# DATA EXTRACT start

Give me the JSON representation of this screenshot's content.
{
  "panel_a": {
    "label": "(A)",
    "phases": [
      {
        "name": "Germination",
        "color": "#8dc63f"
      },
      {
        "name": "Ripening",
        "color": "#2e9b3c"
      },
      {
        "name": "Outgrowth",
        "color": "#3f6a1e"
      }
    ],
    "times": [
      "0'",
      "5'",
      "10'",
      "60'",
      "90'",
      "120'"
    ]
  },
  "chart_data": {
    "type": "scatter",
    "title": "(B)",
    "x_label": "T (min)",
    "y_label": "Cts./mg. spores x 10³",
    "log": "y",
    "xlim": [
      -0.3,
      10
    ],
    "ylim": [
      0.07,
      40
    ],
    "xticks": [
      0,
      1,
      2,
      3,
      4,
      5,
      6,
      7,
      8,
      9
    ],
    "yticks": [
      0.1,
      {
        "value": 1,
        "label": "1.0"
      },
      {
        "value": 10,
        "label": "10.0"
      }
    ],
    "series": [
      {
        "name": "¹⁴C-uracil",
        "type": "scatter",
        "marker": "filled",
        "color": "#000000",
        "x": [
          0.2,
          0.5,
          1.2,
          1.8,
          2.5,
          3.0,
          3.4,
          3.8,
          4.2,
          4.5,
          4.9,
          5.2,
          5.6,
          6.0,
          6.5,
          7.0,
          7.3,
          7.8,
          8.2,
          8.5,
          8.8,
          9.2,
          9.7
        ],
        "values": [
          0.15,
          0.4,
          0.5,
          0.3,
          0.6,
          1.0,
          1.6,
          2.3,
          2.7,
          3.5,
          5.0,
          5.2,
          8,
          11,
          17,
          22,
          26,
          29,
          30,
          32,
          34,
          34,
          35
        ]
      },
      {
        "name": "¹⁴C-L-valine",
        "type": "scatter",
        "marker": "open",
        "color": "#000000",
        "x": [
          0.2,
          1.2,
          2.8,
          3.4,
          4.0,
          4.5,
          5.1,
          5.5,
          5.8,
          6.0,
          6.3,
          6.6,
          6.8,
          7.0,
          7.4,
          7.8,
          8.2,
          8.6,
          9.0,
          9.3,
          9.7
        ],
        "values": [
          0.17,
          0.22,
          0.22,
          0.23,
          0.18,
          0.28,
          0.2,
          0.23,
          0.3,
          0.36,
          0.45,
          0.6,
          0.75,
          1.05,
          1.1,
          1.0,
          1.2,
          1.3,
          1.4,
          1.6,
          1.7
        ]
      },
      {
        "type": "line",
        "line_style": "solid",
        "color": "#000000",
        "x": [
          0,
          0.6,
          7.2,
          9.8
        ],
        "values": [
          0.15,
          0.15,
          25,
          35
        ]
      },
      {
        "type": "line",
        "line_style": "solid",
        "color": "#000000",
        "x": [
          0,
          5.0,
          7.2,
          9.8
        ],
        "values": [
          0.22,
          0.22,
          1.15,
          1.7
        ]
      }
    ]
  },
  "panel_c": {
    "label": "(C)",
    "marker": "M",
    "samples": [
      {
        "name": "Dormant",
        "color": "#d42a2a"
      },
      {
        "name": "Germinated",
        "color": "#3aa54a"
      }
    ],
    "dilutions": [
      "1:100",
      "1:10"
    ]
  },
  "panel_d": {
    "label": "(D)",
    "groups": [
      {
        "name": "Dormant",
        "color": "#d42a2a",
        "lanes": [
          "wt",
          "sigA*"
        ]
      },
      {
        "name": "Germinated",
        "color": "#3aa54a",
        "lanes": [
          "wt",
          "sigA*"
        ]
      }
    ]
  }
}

# DATA EXTRACT end

▸ PROBLEM DESCRIPTION
Reproduce every record above exactly as it appears.

▸ SOLUTION FOR THIS PROBLEM
Give me the JSON representation of this screenshot's content.
{
  "panel_a": {
    "label": "(A)",
    "phases": [
      {
        "name": "Germination",
        "color": "#8dc63f"
      },
      {
        "name": "Ripening",
        "color": "#2e9b3c"
      },
      {
        "name": "Outgrowth",
        "color": "#3f6a1e"
      }
    ],
    "times": [
      "0'",
      "5'",
      "10'",
      "60'",
      "90'",
      "120'"
    ]
  },
  "chart_data": {
    "type": "scatter",
    "title": "(B)",
    "x_label": "T (min)",
    "y_label": "Cts./mg. spores x 10³",
    "log": "y",
    "xlim": [
      -0.3,
      10
    ],
    "ylim": [
      0.07,
      40
    ],
    "xticks": [
      0,
      1,
      2,
      3,
      4,
      5,
      6,
      7,
      8,
      9
    ],
    "yticks": [
      0.1,
      {
        "value": 1,
        "label": "1.0"
      },
      {
        "value": 10,
        "label": "10.0"
      }
    ],
    "series": [
      {
        "name": "¹⁴C-uracil",
        "type": "scatter",
        "marker": "filled",
        "color": "#000000",
        "x": [
          0.2,
          0.5,
          1.2,
          1.8,
          2.5,
          3.0,
          3.4,
          3.8,
          4.2,
          4.5,
          4.9,
          5.2,
          5.6,
          6.0,
          6.5,
          7.0,
          7.3,
          7.8,
          8.2,
          8.5,
          8.8,
          9.2,
          9.7
        ],
        "values": [
          0.15,
          0.4,
          0.5,
          0.3,
          0.6,
          1.0,
          1.6,
          2.3,
          2.7,
          3.5,
          5.0,
          5.2,
          8,
          11,
          17,
          22,
          26,
          29,
          30,
          32,
          34,
          34,
          35
        ]
      },
      {
        "name": "¹⁴C-L-valine",
        "type": "scatter",
        "marker": "open",
        "color": "#000000",
        "x": [
          0.2,
          1.2,
          2.8,
          3.4,
          4.0,
          4.5,
          5.1,
          5.5,
          5.8,
          6.0,
          6.3,
          6.6,
          6.8,
          7.0,
          7.4,
          7.8,
          8.2,
          8.6,
          9.0,
          9.3,
          9.7
        ],
        "values": [
          0.17,
          0.22,
          0.22,
          0.23,
          0.18,
          0.28,
          0.2,
          0.23,
          0.3,
          0.36,
          0.45,
          0.6,
          0.75,
          1.05,
          1.1,
          1.0,
          1.2,
          1.3,
          1.4,
          1.6,
          1.7
        ]
      },
      {
        "type": "line",
        "line_style": "solid",
        "color": "#000000",
        "x": [
          0,
          0.6,
          7.2,
          9.8
        ],
        "values": [
          0.15,
          0.15,
          25,
          35
        ]
      },
      {
        "type": "line",
        "line_style": "solid",
        "color": "#000000",
        "x": [
          0,
          5.0,
          7.2,
          9.8
        ],
        "values": [
          0.22,
          0.22,
          1.15,
          1.7
        ]
      }
    ]
  },
  "panel_c": {
    "label": "(C)",
    "marker": "M",
    "samples": [
      {
        "name": "Dormant",
        "color": "#d42a2a"
      },
      {
        "name": "Germinated",
        "color": "#3aa54a"
      }
    ],
    "dilutions": [
      "1:100",
      "1:10"
    ]
  },
  "panel_d": {
    "label": "(D)",
    "groups": [
      {
        "name": "Dormant",
        "color": "#d42a2a",
        "lanes": [
          "wt",
          "sigA*"
        ]
      },
      {
        "name": "Germinated",
        "color": "#3aa54a",
        "lanes": [
          "wt",
          "sigA*"
        ]
      }
    ]
  }
}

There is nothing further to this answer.